## Set task
Where a line contains the string "time", copy that line.

### Records for the exercise ###

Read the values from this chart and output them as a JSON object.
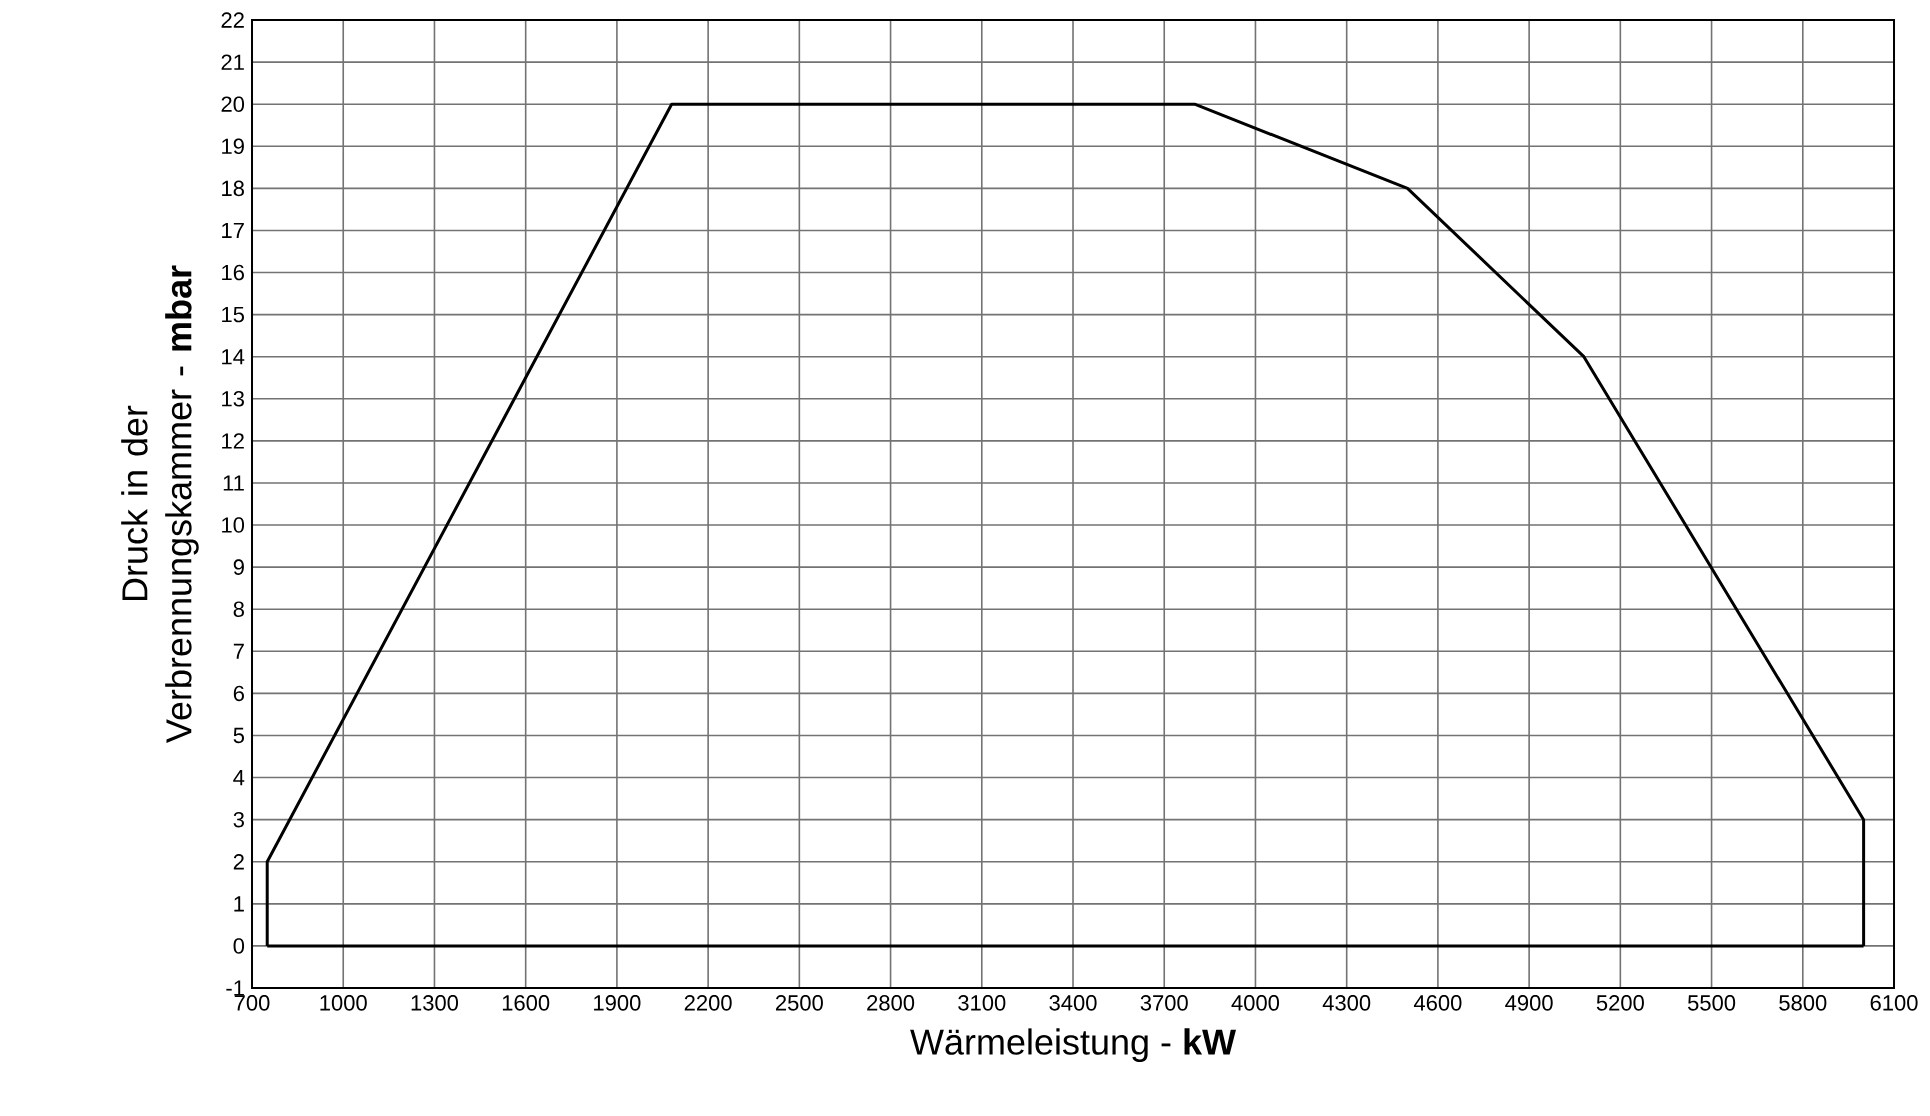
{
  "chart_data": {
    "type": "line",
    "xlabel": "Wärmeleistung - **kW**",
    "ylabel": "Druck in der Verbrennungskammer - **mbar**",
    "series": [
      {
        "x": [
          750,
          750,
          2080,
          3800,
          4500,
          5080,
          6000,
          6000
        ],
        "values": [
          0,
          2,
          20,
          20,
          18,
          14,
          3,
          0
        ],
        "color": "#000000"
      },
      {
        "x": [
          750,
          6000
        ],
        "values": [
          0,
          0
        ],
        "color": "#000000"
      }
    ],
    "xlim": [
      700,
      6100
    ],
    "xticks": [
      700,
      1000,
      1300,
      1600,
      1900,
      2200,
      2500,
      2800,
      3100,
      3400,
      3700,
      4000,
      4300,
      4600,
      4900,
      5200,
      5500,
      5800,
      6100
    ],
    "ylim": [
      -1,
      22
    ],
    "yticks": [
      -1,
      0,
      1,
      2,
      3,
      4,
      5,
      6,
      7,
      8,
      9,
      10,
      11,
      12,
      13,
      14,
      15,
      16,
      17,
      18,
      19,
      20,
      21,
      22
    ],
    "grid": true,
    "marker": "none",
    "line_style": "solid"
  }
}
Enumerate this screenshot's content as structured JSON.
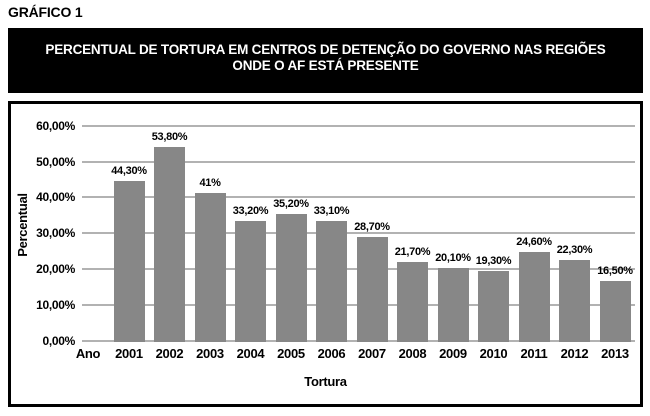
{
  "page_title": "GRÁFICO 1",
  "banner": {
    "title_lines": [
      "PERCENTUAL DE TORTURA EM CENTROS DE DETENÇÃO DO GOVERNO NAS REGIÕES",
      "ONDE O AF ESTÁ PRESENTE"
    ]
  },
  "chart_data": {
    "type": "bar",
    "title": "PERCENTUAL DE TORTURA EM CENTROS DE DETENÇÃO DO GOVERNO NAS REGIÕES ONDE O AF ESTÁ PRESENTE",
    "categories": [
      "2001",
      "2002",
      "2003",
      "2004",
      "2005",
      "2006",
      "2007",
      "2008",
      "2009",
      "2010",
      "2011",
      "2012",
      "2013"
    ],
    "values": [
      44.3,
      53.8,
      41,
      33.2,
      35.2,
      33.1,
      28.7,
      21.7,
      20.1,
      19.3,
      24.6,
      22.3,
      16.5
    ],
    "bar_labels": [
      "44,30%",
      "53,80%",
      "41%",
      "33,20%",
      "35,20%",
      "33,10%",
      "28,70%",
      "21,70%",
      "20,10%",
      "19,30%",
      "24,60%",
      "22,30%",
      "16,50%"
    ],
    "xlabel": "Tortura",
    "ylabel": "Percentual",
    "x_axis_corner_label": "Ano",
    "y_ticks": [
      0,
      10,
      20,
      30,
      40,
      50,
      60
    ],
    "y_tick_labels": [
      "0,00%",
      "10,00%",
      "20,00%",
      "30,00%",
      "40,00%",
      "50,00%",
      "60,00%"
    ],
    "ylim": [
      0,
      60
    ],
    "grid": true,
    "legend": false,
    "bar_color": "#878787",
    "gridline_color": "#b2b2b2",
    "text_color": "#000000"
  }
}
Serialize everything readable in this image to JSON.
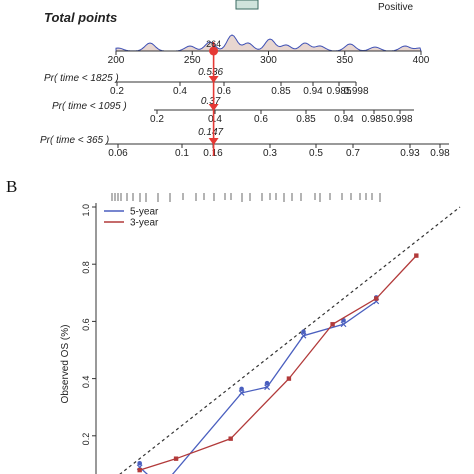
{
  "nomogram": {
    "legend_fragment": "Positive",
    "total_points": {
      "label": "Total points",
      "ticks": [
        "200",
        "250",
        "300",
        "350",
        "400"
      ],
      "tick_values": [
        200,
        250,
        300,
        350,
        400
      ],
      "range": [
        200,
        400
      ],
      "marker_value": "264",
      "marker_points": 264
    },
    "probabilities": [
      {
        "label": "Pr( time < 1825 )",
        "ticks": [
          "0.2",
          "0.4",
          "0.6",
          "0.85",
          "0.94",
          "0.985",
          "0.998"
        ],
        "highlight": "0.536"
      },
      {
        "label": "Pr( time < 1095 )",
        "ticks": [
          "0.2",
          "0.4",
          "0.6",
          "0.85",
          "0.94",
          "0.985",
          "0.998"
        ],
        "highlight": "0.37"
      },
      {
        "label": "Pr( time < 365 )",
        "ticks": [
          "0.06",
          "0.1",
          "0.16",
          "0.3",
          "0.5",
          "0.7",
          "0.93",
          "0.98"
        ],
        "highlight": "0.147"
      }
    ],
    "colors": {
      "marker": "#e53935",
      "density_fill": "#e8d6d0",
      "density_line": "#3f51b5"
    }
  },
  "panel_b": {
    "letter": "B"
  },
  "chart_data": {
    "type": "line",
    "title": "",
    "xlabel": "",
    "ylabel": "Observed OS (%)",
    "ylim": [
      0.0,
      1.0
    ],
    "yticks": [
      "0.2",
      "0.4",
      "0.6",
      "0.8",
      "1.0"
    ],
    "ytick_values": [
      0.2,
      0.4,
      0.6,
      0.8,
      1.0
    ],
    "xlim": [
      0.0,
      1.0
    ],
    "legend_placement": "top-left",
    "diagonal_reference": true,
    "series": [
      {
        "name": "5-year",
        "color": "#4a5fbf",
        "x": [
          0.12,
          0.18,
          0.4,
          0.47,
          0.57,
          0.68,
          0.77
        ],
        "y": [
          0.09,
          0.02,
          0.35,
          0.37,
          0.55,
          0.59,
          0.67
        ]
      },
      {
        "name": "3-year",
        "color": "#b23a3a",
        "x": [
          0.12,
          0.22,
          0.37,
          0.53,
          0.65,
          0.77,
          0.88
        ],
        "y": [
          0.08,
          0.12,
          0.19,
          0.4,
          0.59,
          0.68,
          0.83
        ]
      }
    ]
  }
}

###

## Answer to the task
        "label": "Pr( time < 1825 )",
        "label": "Pr( time < 1095 )",
        "label": "Pr( time < 365 )",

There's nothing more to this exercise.